• _Task statement_: Count every line in the data below where "name" occurs, then state that number and nothing more.

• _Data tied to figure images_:
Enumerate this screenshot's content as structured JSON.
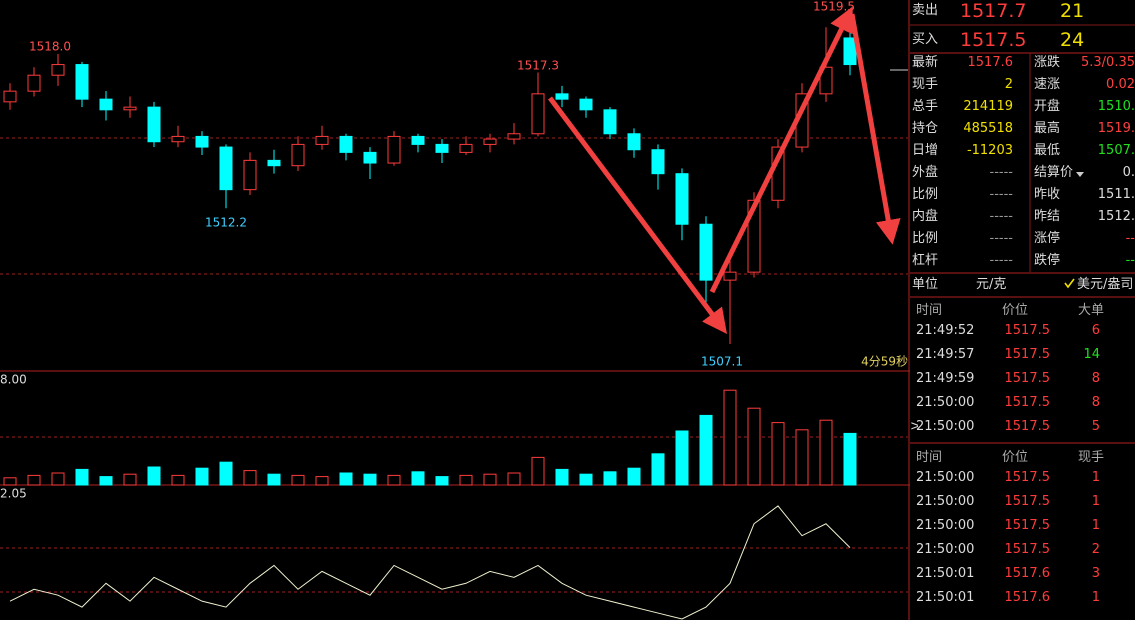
{
  "chart": {
    "candles": [
      [
        1516.2,
        1516.9,
        1515.9,
        1516.6
      ],
      [
        1516.6,
        1517.5,
        1516.4,
        1517.2
      ],
      [
        1517.2,
        1518.0,
        1516.8,
        1517.6
      ],
      [
        1517.6,
        1517.7,
        1516.0,
        1516.3
      ],
      [
        1516.3,
        1516.6,
        1515.5,
        1515.9
      ],
      [
        1515.9,
        1516.4,
        1515.6,
        1516.0
      ],
      [
        1516.0,
        1516.2,
        1514.5,
        1514.7
      ],
      [
        1514.7,
        1515.3,
        1514.5,
        1514.9
      ],
      [
        1514.9,
        1515.1,
        1514.2,
        1514.5
      ],
      [
        1514.5,
        1514.6,
        1512.2,
        1512.9
      ],
      [
        1512.9,
        1514.3,
        1512.7,
        1514.0
      ],
      [
        1514.0,
        1514.4,
        1513.5,
        1513.8
      ],
      [
        1513.8,
        1514.9,
        1513.6,
        1514.6
      ],
      [
        1514.6,
        1515.3,
        1514.4,
        1514.9
      ],
      [
        1514.9,
        1515.0,
        1514.0,
        1514.3
      ],
      [
        1514.3,
        1514.5,
        1513.3,
        1513.9
      ],
      [
        1513.9,
        1515.1,
        1513.8,
        1514.9
      ],
      [
        1514.9,
        1515.0,
        1514.3,
        1514.6
      ],
      [
        1514.6,
        1514.8,
        1513.9,
        1514.3
      ],
      [
        1514.3,
        1514.9,
        1514.2,
        1514.6
      ],
      [
        1514.6,
        1515.0,
        1514.3,
        1514.8
      ],
      [
        1514.8,
        1515.4,
        1514.6,
        1515.0
      ],
      [
        1515.0,
        1517.3,
        1514.9,
        1516.5
      ],
      [
        1516.5,
        1516.8,
        1516.0,
        1516.3
      ],
      [
        1516.3,
        1516.4,
        1515.6,
        1515.9
      ],
      [
        1515.9,
        1516.0,
        1514.8,
        1515.0
      ],
      [
        1515.0,
        1515.2,
        1514.1,
        1514.4
      ],
      [
        1514.4,
        1514.6,
        1512.9,
        1513.5
      ],
      [
        1513.5,
        1513.7,
        1511.0,
        1511.6
      ],
      [
        1511.6,
        1511.9,
        1508.4,
        1509.5
      ],
      [
        1509.5,
        1510.4,
        1507.1,
        1509.8
      ],
      [
        1509.8,
        1512.8,
        1509.6,
        1512.5
      ],
      [
        1512.5,
        1514.8,
        1512.2,
        1514.5
      ],
      [
        1514.5,
        1516.9,
        1514.3,
        1516.5
      ],
      [
        1516.5,
        1519.0,
        1516.2,
        1517.5
      ],
      [
        1518.6,
        1519.5,
        1517.2,
        1517.6
      ]
    ],
    "annotations": [
      "1518.0",
      "1512.2",
      "1517.3",
      "1507.1",
      "1519.5"
    ],
    "timer": "4分59秒",
    "volume_max_label": "8.00",
    "volumes": [
      0.6,
      0.8,
      1.0,
      1.3,
      0.7,
      0.9,
      1.5,
      0.8,
      1.4,
      1.9,
      1.2,
      0.9,
      0.8,
      0.7,
      1.0,
      0.9,
      0.8,
      1.1,
      0.7,
      0.8,
      0.9,
      1.0,
      2.3,
      1.3,
      0.9,
      1.1,
      1.4,
      2.6,
      4.5,
      5.8,
      7.9,
      6.4,
      5.2,
      4.6,
      5.4,
      4.3
    ],
    "oscillator_max_label": "2.05",
    "oscillator": [
      0.3,
      0.5,
      0.4,
      0.2,
      0.6,
      0.3,
      0.7,
      0.5,
      0.3,
      0.2,
      0.6,
      0.9,
      0.5,
      0.8,
      0.6,
      0.4,
      0.9,
      0.7,
      0.5,
      0.6,
      0.8,
      0.7,
      0.9,
      0.6,
      0.4,
      0.3,
      0.2,
      0.1,
      0.0,
      0.2,
      0.6,
      1.6,
      1.9,
      1.4,
      1.6,
      1.2
    ]
  },
  "quote": [
    [
      "卖出",
      "1517.7",
      "21"
    ],
    [
      "买入",
      "1517.5",
      "24"
    ]
  ],
  "stats": [
    [
      "最新",
      "1517.6",
      "涨跌",
      "5.3/0.35"
    ],
    [
      "现手",
      "2",
      "速涨",
      "0.02"
    ],
    [
      "总手",
      "214119",
      "开盘",
      "1510."
    ],
    [
      "持仓",
      "485518",
      "最高",
      "1519."
    ],
    [
      "日增",
      "-11203",
      "最低",
      "1507."
    ],
    [
      "外盘",
      "-----",
      "结算价",
      "0."
    ],
    [
      "比例",
      "-----",
      "昨收",
      "1511."
    ],
    [
      "内盘",
      "-----",
      "昨结",
      "1512."
    ],
    [
      "比例",
      "-----",
      "涨停",
      "--"
    ],
    [
      "杠杆",
      "-----",
      "跌停",
      "--"
    ]
  ],
  "unit": {
    "label": "单位",
    "option1": "元/克",
    "option2": "美元/盎司"
  },
  "big_trades": {
    "headers": [
      "时间",
      "价位",
      "大单"
    ],
    "rows": [
      [
        "21:49:52",
        "1517.5",
        "6"
      ],
      [
        "21:49:57",
        "1517.5",
        "14"
      ],
      [
        "21:49:59",
        "1517.5",
        "8"
      ],
      [
        "21:50:00",
        "1517.5",
        "8"
      ],
      [
        "21:50:00",
        "1517.5",
        "5"
      ]
    ],
    "cursor": ">"
  },
  "ticks": {
    "headers": [
      "时间",
      "价位",
      "现手"
    ],
    "rows": [
      [
        "21:50:00",
        "1517.5",
        "1"
      ],
      [
        "21:50:00",
        "1517.5",
        "1"
      ],
      [
        "21:50:00",
        "1517.5",
        "1"
      ],
      [
        "21:50:00",
        "1517.5",
        "2"
      ],
      [
        "21:50:01",
        "1517.6",
        "3"
      ],
      [
        "21:50:01",
        "1517.6",
        "1"
      ]
    ]
  }
}
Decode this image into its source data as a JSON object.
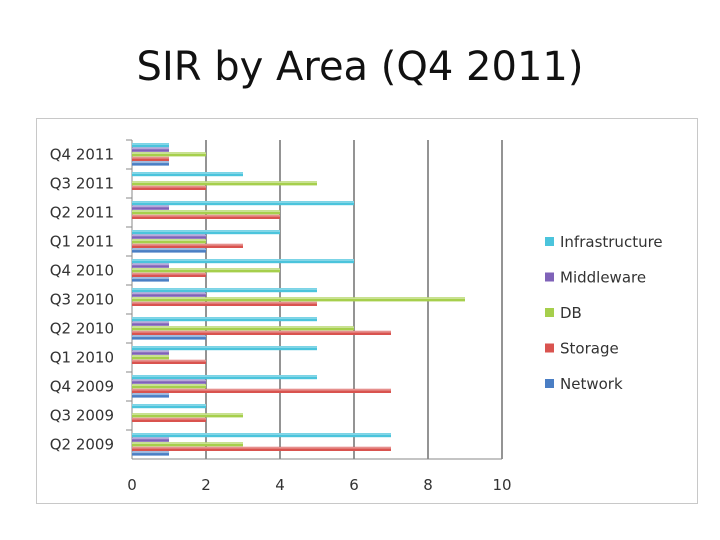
{
  "slide": {
    "title": "SIR by Area (Q4 2011)"
  },
  "chart_data": {
    "type": "bar",
    "orientation": "horizontal",
    "title": "",
    "xlabel": "",
    "ylabel": "",
    "xlim": [
      0,
      10
    ],
    "xticks": [
      0,
      2,
      4,
      6,
      8,
      10
    ],
    "grid": "vertical",
    "legend_position": "right",
    "categories": [
      "Q4 2011",
      "Q3 2011",
      "Q2 2011",
      "Q1 2011",
      "Q4 2010",
      "Q3 2010",
      "Q2 2010",
      "Q1 2010",
      "Q4 2009",
      "Q3 2009",
      "Q2 2009"
    ],
    "series": [
      {
        "name": "Infrastructure",
        "color": "#4bc4dc",
        "values": [
          1,
          3,
          6,
          4,
          6,
          5,
          5,
          5,
          5,
          2,
          7
        ]
      },
      {
        "name": "Middleware",
        "color": "#7f62b8",
        "values": [
          1,
          0,
          1,
          2,
          1,
          2,
          1,
          1,
          2,
          0,
          1
        ]
      },
      {
        "name": "DB",
        "color": "#a6cf4c",
        "values": [
          2,
          5,
          4,
          2,
          4,
          9,
          6,
          1,
          2,
          3,
          3
        ]
      },
      {
        "name": "Storage",
        "color": "#d9534f",
        "values": [
          1,
          2,
          4,
          3,
          2,
          5,
          7,
          2,
          7,
          2,
          7
        ]
      },
      {
        "name": "Network",
        "color": "#4a7ec4",
        "values": [
          1,
          0,
          0,
          2,
          1,
          0,
          2,
          0,
          1,
          0,
          1
        ]
      }
    ]
  }
}
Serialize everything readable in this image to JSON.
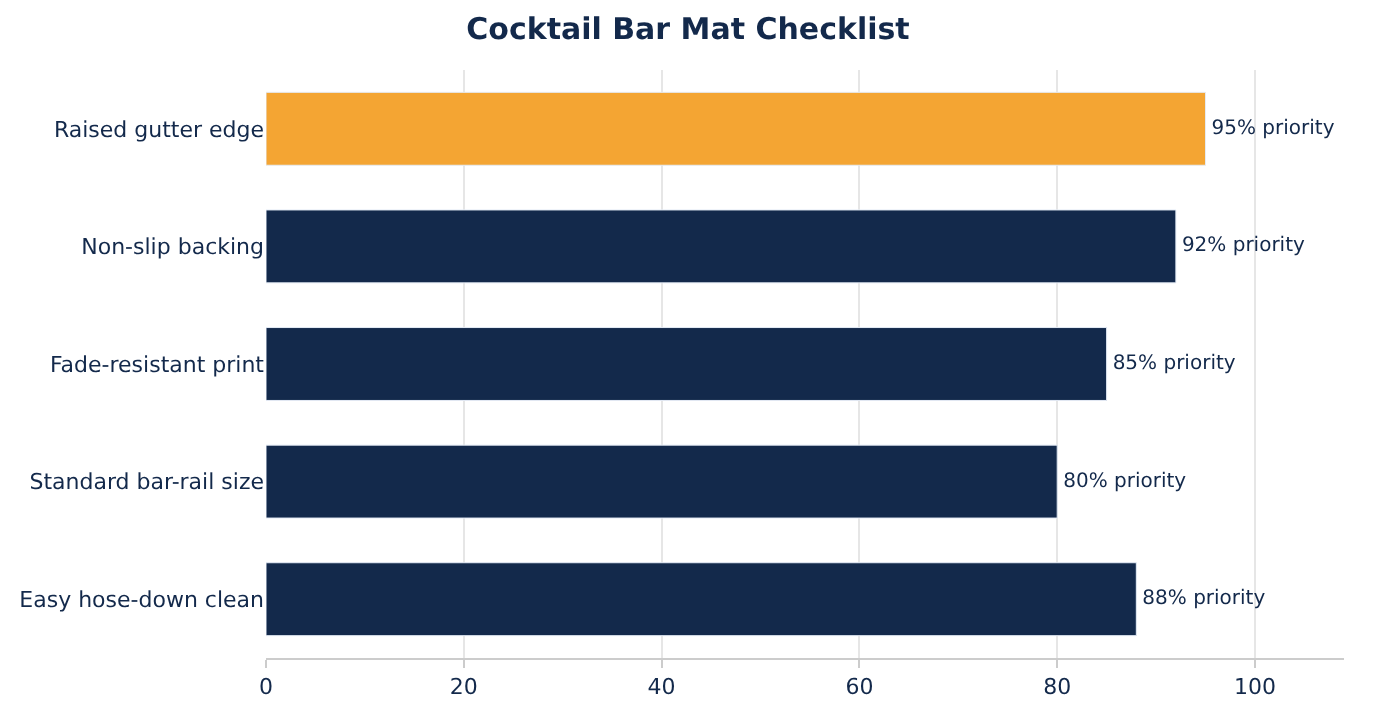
{
  "chart_data": {
    "type": "bar",
    "orientation": "horizontal",
    "title": "Cocktail Bar Mat Checklist",
    "categories": [
      "Raised gutter edge",
      "Non-slip backing",
      "Fade-resistant print",
      "Standard bar-rail size",
      "Easy hose-down clean"
    ],
    "values": [
      95,
      92,
      85,
      80,
      88
    ],
    "colors": [
      "#f4a533",
      "#13294b",
      "#13294b",
      "#13294b",
      "#13294b"
    ],
    "value_labels": [
      "95% priority",
      "92% priority",
      "85% priority",
      "80% priority",
      "88% priority"
    ],
    "xlim": [
      0,
      109
    ],
    "xticks": [
      0,
      20,
      40,
      60,
      80,
      100
    ],
    "grid": "x"
  }
}
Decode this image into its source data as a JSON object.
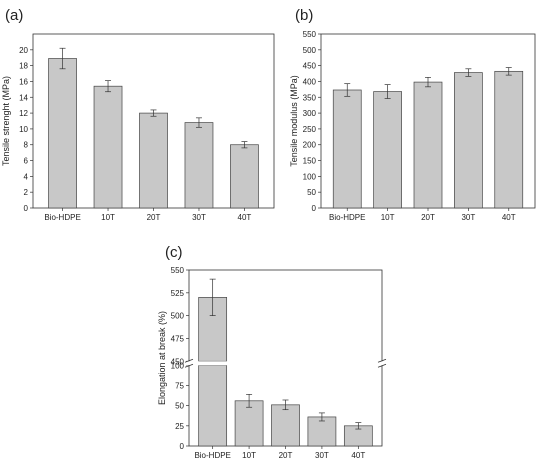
{
  "chart_data": [
    {
      "type": "bar",
      "panel": "(a)",
      "categories": [
        "Bio-HDPE",
        "10T",
        "20T",
        "30T",
        "40T"
      ],
      "values": [
        18.9,
        15.4,
        12.0,
        10.8,
        8.0
      ],
      "errors": [
        1.3,
        0.7,
        0.4,
        0.6,
        0.4
      ],
      "title": "",
      "xlabel": "",
      "ylabel": "Tensile strenght (MPa)",
      "ylim": [
        0,
        22
      ],
      "yticks": [
        0,
        2,
        4,
        6,
        8,
        10,
        12,
        14,
        16,
        18,
        20
      ],
      "grid": false,
      "bar_color": "#c8c8c8"
    },
    {
      "type": "bar",
      "panel": "(b)",
      "categories": [
        "Bio-HDPE",
        "10T",
        "20T",
        "30T",
        "40T"
      ],
      "values": [
        373,
        368,
        398,
        428,
        432
      ],
      "errors": [
        20,
        22,
        15,
        12,
        12
      ],
      "title": "",
      "xlabel": "",
      "ylabel": "Tensile modulus (MPa)",
      "ylim": [
        0,
        550
      ],
      "yticks": [
        0,
        50,
        100,
        150,
        200,
        250,
        300,
        350,
        400,
        450,
        500,
        550
      ],
      "grid": false,
      "bar_color": "#c8c8c8"
    },
    {
      "type": "bar",
      "panel": "(c)",
      "categories": [
        "Bio-HDPE",
        "10T",
        "20T",
        "30T",
        "40T"
      ],
      "values": [
        520,
        56,
        51,
        36,
        25
      ],
      "errors": [
        20,
        8,
        6,
        5,
        4
      ],
      "title": "",
      "xlabel": "",
      "ylabel": "Elongation at break (%)",
      "ylim": [
        0,
        550
      ],
      "axis_break": [
        100,
        450
      ],
      "yticks": [
        0,
        25,
        50,
        75,
        100,
        450,
        475,
        500,
        525,
        550
      ],
      "grid": false,
      "bar_color": "#c8c8c8"
    }
  ]
}
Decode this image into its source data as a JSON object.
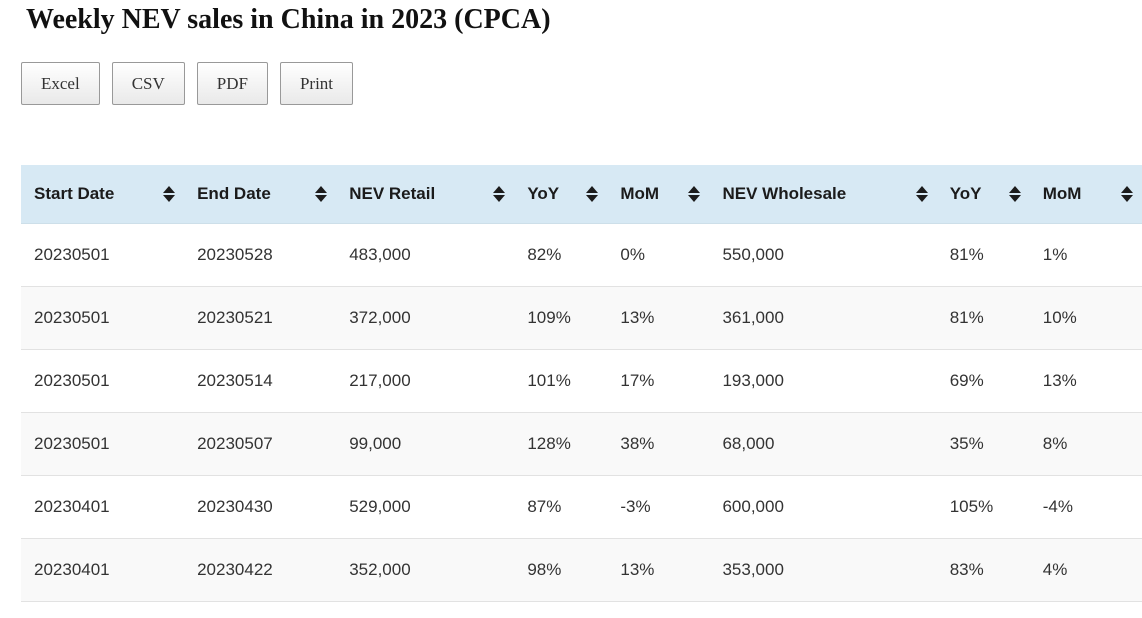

• _Expected answer_: 5